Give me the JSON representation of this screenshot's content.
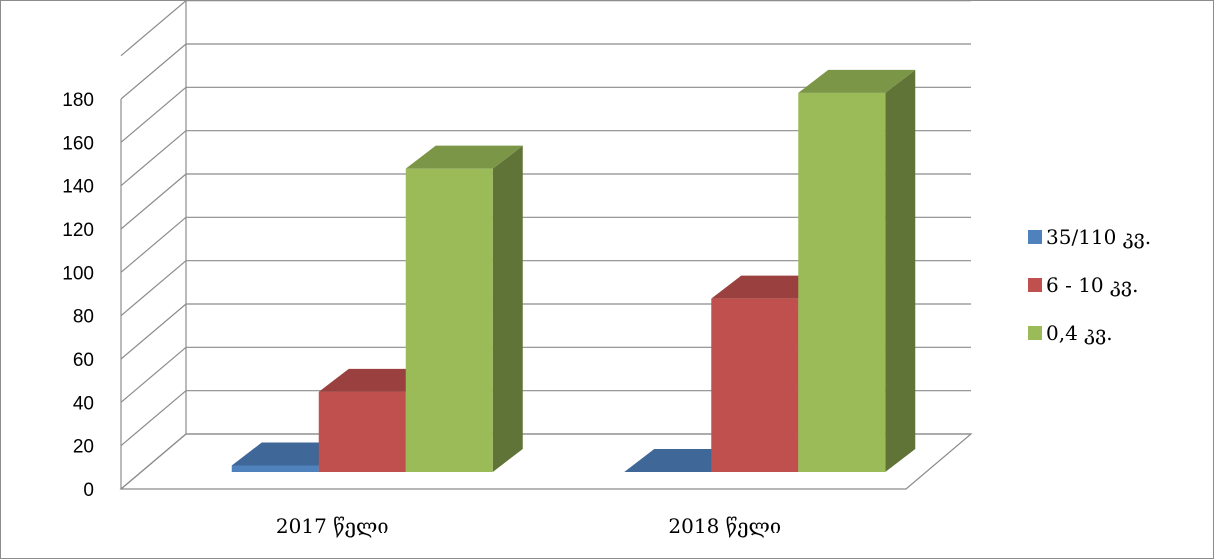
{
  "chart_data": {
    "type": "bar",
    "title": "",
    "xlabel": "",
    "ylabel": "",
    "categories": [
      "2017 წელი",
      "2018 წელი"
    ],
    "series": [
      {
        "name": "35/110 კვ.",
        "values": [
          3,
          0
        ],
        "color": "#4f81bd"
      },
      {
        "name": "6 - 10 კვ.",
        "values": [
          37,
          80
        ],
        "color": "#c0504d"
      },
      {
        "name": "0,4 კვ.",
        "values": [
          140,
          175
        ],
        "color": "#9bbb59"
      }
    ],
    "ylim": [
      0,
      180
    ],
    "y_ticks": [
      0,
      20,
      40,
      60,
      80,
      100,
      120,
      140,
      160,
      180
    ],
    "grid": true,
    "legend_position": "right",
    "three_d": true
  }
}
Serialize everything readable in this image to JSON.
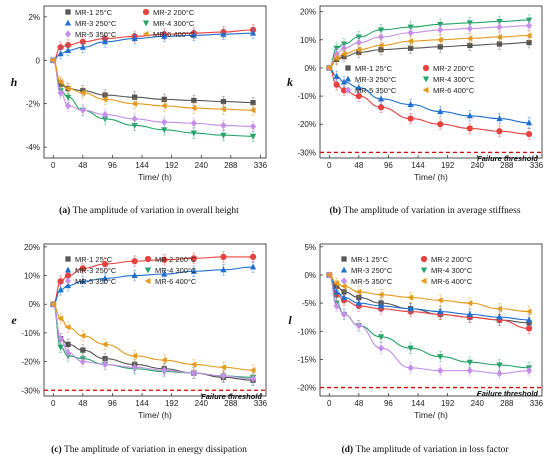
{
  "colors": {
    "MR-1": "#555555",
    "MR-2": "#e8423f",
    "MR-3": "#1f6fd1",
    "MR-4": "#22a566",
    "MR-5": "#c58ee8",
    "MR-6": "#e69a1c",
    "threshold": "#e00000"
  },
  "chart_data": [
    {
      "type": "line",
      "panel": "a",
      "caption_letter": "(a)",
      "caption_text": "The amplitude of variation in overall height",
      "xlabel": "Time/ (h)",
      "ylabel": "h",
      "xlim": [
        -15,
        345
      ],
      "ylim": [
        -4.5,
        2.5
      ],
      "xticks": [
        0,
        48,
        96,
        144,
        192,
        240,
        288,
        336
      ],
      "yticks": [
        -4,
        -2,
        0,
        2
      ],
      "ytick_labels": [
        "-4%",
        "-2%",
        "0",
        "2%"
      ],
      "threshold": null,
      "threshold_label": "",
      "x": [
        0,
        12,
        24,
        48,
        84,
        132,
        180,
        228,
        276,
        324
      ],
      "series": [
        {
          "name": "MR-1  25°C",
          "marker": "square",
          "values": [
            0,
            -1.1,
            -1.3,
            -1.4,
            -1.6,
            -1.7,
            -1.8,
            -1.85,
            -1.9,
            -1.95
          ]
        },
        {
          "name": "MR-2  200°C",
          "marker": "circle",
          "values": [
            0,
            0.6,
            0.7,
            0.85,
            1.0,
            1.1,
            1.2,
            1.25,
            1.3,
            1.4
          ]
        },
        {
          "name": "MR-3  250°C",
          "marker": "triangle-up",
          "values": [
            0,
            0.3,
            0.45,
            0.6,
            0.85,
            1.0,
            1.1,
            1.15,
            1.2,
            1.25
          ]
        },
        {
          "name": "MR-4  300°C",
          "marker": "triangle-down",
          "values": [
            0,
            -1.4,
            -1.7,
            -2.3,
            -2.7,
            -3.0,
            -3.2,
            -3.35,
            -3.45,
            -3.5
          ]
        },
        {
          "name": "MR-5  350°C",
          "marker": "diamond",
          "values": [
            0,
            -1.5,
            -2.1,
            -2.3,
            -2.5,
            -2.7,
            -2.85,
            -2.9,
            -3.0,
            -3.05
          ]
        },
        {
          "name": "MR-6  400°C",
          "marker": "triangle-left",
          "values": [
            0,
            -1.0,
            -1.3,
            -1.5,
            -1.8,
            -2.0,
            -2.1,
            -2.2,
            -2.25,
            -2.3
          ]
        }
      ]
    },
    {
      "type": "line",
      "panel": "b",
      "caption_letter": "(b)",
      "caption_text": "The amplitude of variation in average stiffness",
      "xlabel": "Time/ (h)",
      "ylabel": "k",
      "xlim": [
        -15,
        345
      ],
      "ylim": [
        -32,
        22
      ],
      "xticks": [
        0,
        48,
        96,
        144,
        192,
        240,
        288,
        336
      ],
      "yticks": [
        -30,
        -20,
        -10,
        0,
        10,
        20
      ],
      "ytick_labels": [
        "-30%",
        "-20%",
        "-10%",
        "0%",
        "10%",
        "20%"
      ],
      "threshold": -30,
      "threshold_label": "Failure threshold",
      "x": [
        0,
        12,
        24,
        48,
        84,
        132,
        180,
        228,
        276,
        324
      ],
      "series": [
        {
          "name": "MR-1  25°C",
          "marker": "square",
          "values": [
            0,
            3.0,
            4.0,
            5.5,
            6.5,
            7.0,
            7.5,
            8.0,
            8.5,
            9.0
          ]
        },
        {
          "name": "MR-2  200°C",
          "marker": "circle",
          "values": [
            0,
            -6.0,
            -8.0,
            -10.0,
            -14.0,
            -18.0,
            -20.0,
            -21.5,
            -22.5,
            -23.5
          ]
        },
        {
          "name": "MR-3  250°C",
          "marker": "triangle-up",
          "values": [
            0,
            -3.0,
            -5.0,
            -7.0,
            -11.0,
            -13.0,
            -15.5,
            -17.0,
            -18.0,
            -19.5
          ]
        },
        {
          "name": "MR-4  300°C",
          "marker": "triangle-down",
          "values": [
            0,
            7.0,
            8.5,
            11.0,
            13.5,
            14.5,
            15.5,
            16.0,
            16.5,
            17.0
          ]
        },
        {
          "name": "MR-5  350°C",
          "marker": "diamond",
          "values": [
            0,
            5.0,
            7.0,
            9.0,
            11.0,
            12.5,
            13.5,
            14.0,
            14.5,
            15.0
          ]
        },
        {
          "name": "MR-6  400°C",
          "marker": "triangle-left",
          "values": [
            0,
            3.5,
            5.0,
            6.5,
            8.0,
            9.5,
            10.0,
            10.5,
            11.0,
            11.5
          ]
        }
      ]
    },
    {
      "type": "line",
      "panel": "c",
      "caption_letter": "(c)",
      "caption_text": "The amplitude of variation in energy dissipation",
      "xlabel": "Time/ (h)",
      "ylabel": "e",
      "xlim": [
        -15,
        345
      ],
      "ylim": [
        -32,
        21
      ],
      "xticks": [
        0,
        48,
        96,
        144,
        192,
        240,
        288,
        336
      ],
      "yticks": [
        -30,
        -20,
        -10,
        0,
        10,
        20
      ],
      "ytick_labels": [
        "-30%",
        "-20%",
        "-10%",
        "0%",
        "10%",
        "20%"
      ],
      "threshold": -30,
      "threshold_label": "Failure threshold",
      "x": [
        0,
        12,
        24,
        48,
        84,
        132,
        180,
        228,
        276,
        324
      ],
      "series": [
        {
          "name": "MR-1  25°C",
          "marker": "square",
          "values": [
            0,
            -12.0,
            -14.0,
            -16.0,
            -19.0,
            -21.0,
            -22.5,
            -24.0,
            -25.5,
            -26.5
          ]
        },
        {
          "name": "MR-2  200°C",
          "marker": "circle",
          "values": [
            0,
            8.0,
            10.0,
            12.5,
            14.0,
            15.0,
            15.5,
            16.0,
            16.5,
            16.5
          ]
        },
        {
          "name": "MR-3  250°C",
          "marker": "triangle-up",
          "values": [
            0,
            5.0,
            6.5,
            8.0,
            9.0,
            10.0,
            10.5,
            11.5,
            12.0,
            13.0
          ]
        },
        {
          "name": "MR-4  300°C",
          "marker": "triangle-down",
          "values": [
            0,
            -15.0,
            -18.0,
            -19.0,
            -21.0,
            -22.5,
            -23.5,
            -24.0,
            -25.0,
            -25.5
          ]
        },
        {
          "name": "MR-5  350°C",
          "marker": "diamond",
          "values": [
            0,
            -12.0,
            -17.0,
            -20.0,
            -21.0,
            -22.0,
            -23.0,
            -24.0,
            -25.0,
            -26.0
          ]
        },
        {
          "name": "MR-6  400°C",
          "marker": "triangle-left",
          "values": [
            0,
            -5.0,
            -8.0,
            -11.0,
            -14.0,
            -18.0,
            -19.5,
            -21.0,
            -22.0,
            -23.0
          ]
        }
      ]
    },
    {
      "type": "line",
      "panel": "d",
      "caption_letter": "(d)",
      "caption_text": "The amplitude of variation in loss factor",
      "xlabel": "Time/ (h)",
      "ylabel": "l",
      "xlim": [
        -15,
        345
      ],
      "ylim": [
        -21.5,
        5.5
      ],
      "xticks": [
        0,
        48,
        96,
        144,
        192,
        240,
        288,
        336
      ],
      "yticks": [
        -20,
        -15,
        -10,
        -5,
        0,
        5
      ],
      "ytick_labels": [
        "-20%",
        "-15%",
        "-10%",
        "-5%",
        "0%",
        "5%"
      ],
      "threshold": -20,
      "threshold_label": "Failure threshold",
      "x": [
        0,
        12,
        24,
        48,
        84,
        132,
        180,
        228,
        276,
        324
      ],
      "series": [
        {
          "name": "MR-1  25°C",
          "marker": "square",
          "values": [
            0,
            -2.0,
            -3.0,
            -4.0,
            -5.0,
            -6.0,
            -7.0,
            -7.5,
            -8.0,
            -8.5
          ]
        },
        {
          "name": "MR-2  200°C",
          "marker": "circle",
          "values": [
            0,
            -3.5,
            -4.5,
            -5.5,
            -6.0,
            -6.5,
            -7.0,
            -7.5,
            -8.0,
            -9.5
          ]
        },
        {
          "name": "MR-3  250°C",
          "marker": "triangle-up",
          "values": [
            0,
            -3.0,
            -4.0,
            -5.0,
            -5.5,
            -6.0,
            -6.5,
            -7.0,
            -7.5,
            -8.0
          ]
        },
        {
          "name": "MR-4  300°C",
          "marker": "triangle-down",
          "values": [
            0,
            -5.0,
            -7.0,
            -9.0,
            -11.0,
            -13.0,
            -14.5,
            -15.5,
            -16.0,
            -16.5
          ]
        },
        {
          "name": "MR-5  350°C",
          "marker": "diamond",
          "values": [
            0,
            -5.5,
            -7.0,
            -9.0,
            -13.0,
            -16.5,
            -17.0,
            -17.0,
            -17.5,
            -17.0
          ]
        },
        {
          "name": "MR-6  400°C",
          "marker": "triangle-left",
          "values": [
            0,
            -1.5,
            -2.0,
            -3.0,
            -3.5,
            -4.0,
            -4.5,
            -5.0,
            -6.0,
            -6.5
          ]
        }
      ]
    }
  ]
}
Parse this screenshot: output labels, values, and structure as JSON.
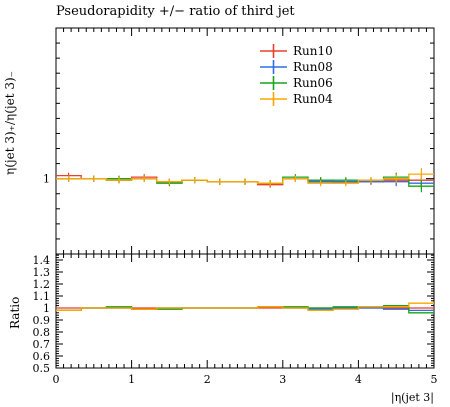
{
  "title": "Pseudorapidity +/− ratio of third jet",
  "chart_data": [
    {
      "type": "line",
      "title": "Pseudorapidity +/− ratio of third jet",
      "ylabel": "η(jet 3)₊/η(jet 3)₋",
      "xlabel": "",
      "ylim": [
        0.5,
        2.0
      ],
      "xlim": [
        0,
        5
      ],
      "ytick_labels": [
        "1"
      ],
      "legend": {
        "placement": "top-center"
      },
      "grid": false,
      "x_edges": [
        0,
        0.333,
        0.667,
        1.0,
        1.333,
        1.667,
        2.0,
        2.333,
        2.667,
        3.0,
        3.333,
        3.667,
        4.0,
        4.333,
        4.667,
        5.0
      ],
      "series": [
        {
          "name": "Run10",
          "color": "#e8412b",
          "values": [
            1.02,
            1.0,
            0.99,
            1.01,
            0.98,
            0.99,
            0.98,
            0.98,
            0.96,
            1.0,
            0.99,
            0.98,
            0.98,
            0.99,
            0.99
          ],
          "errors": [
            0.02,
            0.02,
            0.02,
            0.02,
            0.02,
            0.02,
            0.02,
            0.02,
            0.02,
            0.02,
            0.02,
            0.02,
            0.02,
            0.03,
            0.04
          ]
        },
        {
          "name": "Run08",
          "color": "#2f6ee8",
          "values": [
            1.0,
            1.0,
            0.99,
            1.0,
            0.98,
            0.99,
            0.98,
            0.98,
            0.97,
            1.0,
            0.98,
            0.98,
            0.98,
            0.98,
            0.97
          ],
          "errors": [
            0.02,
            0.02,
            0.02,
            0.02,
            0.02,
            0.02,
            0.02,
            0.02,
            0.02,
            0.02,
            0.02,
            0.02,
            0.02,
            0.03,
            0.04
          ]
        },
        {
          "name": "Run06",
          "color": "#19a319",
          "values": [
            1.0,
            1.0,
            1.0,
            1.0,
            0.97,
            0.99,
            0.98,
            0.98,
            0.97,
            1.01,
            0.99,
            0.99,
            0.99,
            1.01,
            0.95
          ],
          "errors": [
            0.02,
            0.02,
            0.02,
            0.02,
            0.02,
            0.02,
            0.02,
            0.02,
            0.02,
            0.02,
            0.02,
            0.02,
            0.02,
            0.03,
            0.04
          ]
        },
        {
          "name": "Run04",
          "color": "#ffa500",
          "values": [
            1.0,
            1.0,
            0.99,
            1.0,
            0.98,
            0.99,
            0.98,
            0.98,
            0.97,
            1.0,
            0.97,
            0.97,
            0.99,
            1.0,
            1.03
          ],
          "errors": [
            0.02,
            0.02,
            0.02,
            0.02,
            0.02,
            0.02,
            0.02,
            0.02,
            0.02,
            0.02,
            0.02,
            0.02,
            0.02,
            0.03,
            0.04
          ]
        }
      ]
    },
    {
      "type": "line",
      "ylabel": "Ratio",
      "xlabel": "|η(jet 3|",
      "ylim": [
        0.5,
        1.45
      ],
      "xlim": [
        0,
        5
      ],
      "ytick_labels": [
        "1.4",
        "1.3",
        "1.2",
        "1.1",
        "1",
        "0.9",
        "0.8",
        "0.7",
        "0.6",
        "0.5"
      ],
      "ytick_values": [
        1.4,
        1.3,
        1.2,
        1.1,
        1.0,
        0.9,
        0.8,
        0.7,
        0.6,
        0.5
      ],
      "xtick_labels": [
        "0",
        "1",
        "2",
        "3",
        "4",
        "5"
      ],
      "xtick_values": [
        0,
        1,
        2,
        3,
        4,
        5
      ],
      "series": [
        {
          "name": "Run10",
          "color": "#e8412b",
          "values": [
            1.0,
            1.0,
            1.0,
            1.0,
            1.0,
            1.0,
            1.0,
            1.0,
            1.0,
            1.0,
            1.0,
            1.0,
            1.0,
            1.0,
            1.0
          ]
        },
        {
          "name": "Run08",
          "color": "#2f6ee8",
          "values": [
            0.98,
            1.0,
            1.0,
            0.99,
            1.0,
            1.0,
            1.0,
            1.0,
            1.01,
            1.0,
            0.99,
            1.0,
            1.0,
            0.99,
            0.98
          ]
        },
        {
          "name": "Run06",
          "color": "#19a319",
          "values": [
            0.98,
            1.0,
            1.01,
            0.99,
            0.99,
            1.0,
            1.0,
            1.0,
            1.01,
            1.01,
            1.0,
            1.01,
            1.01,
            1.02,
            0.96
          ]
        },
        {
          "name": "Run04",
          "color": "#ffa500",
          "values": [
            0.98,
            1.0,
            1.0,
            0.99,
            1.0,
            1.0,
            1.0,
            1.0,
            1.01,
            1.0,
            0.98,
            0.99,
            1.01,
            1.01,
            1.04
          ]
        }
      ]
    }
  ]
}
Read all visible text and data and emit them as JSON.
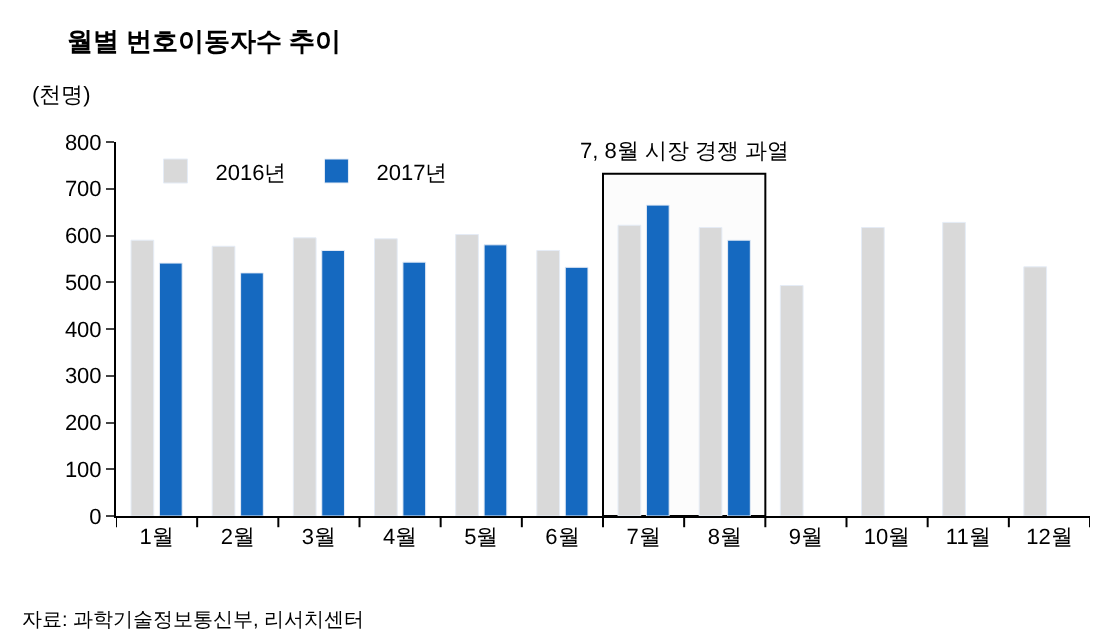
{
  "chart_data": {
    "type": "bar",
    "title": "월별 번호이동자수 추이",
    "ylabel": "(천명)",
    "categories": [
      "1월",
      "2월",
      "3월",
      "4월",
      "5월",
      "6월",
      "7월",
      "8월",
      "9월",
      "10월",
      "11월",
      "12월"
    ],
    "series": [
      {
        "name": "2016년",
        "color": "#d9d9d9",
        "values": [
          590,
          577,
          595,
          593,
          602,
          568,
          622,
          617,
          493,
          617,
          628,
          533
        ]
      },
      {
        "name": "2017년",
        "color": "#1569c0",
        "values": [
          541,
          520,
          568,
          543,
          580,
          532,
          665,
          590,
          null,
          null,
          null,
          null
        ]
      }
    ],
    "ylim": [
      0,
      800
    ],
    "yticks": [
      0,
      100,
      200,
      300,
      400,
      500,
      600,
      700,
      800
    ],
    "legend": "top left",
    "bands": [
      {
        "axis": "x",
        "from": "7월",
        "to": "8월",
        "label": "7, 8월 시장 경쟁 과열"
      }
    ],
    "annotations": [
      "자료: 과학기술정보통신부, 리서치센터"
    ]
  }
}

-.-.-

> PROBLEM
Transcribe exactly the portion of the material above that runs from the line containing "Read all visible" through its last line, omitting all pictures.

> REPLY TO THE TASK
Read all visible text and data and emit them as JSON.
{
  "chart_data": {
    "type": "bar",
    "title": "월별 번호이동자수 추이",
    "ylabel": "(천명)",
    "categories": [
      "1월",
      "2월",
      "3월",
      "4월",
      "5월",
      "6월",
      "7월",
      "8월",
      "9월",
      "10월",
      "11월",
      "12월"
    ],
    "series": [
      {
        "name": "2016년",
        "color": "#d9d9d9",
        "values": [
          590,
          577,
          595,
          593,
          602,
          568,
          622,
          617,
          493,
          617,
          628,
          533
        ]
      },
      {
        "name": "2017년",
        "color": "#1569c0",
        "values": [
          541,
          520,
          568,
          543,
          580,
          532,
          665,
          590,
          null,
          null,
          null,
          null
        ]
      }
    ],
    "ylim": [
      0,
      800
    ],
    "yticks": [
      0,
      100,
      200,
      300,
      400,
      500,
      600,
      700,
      800
    ],
    "legend": "top left",
    "bands": [
      {
        "axis": "x",
        "from": "7월",
        "to": "8월",
        "label": "7, 8월 시장 경쟁 과열"
      }
    ],
    "annotations": [
      "자료: 과학기술정보통신부, 리서치센터"
    ]
  }
}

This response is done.